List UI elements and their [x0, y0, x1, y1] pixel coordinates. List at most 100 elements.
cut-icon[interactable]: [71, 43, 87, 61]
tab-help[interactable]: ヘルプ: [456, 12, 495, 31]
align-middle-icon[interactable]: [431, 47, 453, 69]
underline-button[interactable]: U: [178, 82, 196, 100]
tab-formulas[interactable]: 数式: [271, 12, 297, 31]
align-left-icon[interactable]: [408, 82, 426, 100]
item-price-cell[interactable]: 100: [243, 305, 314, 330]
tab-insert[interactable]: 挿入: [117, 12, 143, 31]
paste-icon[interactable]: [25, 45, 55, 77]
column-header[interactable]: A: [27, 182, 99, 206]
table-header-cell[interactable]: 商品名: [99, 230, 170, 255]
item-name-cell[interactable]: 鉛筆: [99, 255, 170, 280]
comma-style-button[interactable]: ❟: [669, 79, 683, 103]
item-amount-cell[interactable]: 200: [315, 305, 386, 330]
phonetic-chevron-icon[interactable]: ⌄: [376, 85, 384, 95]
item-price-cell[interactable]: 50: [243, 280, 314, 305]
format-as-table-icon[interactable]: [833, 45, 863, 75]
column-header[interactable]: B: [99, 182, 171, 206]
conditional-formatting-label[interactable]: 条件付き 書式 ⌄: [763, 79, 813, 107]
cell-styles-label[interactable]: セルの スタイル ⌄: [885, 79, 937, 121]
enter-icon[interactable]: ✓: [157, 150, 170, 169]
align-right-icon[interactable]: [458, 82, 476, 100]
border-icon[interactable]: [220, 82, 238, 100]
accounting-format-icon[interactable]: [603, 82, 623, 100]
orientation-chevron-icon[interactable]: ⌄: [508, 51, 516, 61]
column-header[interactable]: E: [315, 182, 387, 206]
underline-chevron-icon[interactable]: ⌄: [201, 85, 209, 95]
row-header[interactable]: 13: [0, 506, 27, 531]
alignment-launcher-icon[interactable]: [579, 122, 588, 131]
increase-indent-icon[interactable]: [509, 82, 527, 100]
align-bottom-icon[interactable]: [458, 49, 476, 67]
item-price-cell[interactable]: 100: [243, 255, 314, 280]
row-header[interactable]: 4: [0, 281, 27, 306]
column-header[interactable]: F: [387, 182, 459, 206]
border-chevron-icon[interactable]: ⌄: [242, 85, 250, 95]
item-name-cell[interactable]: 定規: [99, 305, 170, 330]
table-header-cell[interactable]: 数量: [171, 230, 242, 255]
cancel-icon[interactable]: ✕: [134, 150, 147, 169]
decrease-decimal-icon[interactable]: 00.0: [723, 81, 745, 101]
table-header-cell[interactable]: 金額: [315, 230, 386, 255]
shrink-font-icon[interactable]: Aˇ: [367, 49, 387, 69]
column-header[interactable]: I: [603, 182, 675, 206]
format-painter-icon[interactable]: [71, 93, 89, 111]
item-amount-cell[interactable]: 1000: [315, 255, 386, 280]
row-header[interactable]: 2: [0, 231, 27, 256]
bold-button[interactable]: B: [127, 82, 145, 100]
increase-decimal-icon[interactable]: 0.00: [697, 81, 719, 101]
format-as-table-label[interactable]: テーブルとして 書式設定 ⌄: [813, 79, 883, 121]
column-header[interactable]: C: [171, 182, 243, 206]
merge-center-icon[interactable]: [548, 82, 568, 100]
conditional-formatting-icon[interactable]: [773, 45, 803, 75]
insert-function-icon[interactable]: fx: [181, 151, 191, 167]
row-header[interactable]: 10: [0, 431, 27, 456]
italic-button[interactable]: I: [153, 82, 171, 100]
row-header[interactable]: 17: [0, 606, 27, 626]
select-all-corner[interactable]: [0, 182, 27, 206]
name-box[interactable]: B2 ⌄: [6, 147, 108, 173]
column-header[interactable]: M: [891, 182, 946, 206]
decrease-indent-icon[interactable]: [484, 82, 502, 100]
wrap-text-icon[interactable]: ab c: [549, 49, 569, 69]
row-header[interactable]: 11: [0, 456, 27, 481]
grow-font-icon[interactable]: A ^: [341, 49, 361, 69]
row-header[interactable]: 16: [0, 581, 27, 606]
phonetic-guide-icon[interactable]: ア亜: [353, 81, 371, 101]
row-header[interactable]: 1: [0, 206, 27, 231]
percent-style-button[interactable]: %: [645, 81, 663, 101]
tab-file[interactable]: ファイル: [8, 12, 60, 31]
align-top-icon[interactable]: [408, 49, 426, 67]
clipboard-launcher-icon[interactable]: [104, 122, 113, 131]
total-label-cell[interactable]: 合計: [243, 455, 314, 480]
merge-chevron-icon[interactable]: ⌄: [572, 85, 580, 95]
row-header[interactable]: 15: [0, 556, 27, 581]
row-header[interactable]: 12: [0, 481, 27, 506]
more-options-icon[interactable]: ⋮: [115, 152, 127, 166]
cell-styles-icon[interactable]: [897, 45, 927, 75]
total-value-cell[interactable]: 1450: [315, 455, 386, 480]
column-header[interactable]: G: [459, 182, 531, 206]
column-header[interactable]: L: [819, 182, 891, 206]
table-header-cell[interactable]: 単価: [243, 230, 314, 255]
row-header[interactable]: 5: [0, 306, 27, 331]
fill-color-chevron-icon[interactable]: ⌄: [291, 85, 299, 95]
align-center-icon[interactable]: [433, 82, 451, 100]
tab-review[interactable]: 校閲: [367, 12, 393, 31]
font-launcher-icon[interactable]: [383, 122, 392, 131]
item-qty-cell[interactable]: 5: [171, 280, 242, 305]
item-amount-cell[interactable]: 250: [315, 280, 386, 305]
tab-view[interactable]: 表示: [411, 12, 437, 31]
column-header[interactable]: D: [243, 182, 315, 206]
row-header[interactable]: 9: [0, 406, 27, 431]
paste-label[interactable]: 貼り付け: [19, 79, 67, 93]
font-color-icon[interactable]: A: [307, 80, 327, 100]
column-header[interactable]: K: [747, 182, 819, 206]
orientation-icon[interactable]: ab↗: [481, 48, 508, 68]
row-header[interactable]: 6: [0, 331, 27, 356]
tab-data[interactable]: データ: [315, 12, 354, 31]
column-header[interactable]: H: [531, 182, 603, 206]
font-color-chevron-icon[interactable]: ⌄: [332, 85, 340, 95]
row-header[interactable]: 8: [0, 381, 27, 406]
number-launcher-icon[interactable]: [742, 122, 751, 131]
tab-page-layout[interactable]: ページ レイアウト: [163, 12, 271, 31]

### Directive
Please put the lines of the records above, from the first line through the line containing "item-amount-cell[interactable]: 200: [315, 305, 386, 330]", into a JSON list of strings with one string per line, leaving out blank lines.

### Written response
[
  "List UI elements and their [x0, y0, x1, y1] pixel coordinates. List at most 100 elements.",
  "cut-icon[interactable]: [71, 43, 87, 61]",
  "tab-help[interactable]: ヘルプ: [456, 12, 495, 31]",
  "align-middle-icon[interactable]: [431, 47, 453, 69]",
  "underline-button[interactable]: U: [178, 82, 196, 100]",
  "tab-formulas[interactable]: 数式: [271, 12, 297, 31]",
  "align-left-icon[interactable]: [408, 82, 426, 100]",
  "item-price-cell[interactable]: 100: [243, 305, 314, 330]",
  "tab-insert[interactable]: 挿入: [117, 12, 143, 31]",
  "paste-icon[interactable]: [25, 45, 55, 77]",
  "column-header[interactable]: A: [27, 182, 99, 206]",
  "table-header-cell[interactable]: 商品名: [99, 230, 170, 255]",
  "item-name-cell[interactable]: 鉛筆: [99, 255, 170, 280]",
  "comma-style-button[interactable]: ❟: [669, 79, 683, 103]",
  "item-amount-cell[interactable]: 200: [315, 305, 386, 330]"
]